Arrange the lines of the items from the start through the line containing "The electromagnetic winding" as a JSON list of strings, one string per line, omitting blank lines and leaving out the pictures.

Data items:
>>>>>

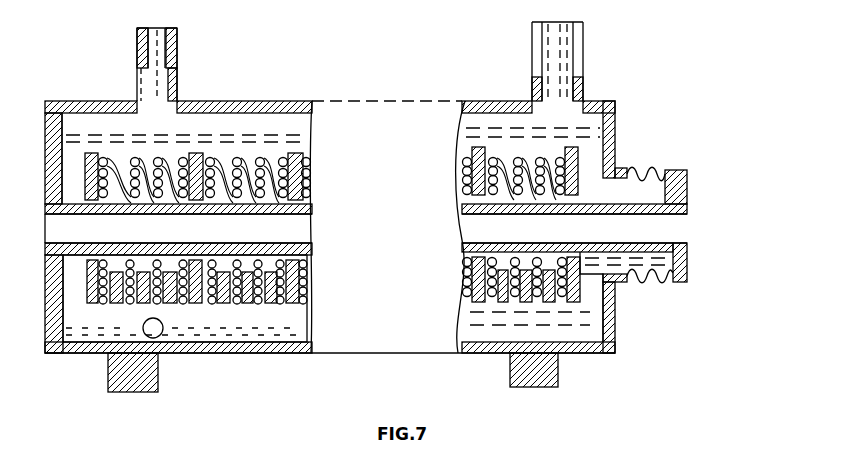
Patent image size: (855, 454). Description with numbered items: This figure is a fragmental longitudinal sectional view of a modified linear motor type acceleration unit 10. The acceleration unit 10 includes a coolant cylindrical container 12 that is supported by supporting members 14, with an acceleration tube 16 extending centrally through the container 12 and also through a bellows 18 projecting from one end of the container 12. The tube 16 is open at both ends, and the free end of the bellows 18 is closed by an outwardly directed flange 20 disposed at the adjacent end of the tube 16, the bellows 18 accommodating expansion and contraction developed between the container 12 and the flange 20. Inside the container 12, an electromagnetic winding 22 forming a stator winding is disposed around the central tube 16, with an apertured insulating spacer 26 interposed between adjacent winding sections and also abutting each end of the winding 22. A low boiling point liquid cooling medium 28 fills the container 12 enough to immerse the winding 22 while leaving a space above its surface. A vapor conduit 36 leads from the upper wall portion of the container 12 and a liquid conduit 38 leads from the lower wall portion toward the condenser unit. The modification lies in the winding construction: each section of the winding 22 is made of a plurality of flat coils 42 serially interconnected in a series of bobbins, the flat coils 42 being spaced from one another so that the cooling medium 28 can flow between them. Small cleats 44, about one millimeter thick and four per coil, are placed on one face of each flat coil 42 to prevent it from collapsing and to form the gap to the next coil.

The acceleration unit 10 is at (385, 387).
The coolant cylindrical container 12 is at (340, 100).
The supporting member 14 is at (558, 382).
The acceleration tube 16 is at (665, 212).
The bellows 18 is at (640, 172).
The outwardly directed flange 20 is at (689, 180).
The electromagnetic winding 22 is at (258, 335).
The insulating spacer 26 is at (95, 305).
The cooling medium 28 is at (641, 274).
The vapor conduit 36 is at (575, 63).
The liquid conduit 38 is at (170, 82).
The flat coil 42 is at (332, 302).
The small cleat 44 is at (165, 306).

<<<<<

▶ _Right answer_:
[
  "Patent image size: (855, 454). Description with numbered items: This figure is a fragmental longitudinal sectional view of a modified linear motor type acceleration unit 10. The acceleration unit 10 includes a coolant cylindrical container 12 that is supported by supporting members 14, with an acceleration tube 16 extending centrally through the container 12 and also through a bellows 18 projecting from one end of the container 12. The tube 16 is open at both ends, and the free end of the bellows 18 is closed by an outwardly directed flange 20 disposed at the adjacent end of the tube 16, the bellows 18 accommodating expansion and contraction developed between the container 12 and the flange 20. Inside the container 12, an electromagnetic winding 22 forming a stator winding is disposed around the central tube 16, with an apertured insulating spacer 26 interposed between adjacent winding sections and also abutting each end of the winding 22. A low boiling point liquid cooling medium 28 fills the container 12 enough to immerse the winding 22 while leaving a space above its surface. A vapor conduit 36 leads from the upper wall portion of the container 12 and a liquid conduit 38 leads from the lower wall portion toward the condenser unit. The modification lies in the winding construction: each section of the winding 22 is made of a plurality of flat coils 42 serially interconnected in a series of bobbins, the flat coils 42 being spaced from one another so that the cooling medium 28 can flow between them. Small cleats 44, about one millimeter thick and four per coil, are placed on one face of each flat coil 42 to prevent it from collapsing and to form the gap to the next coil.",
  "The acceleration unit 10 is at (385, 387).",
  "The coolant cylindrical container 12 is at (340, 100).",
  "The supporting member 14 is at (558, 382).",
  "The acceleration tube 16 is at (665, 212).",
  "The bellows 18 is at (640, 172).",
  "The outwardly directed flange 20 is at (689, 180).",
  "The electromagnetic winding 22 is at (258, 335)."
]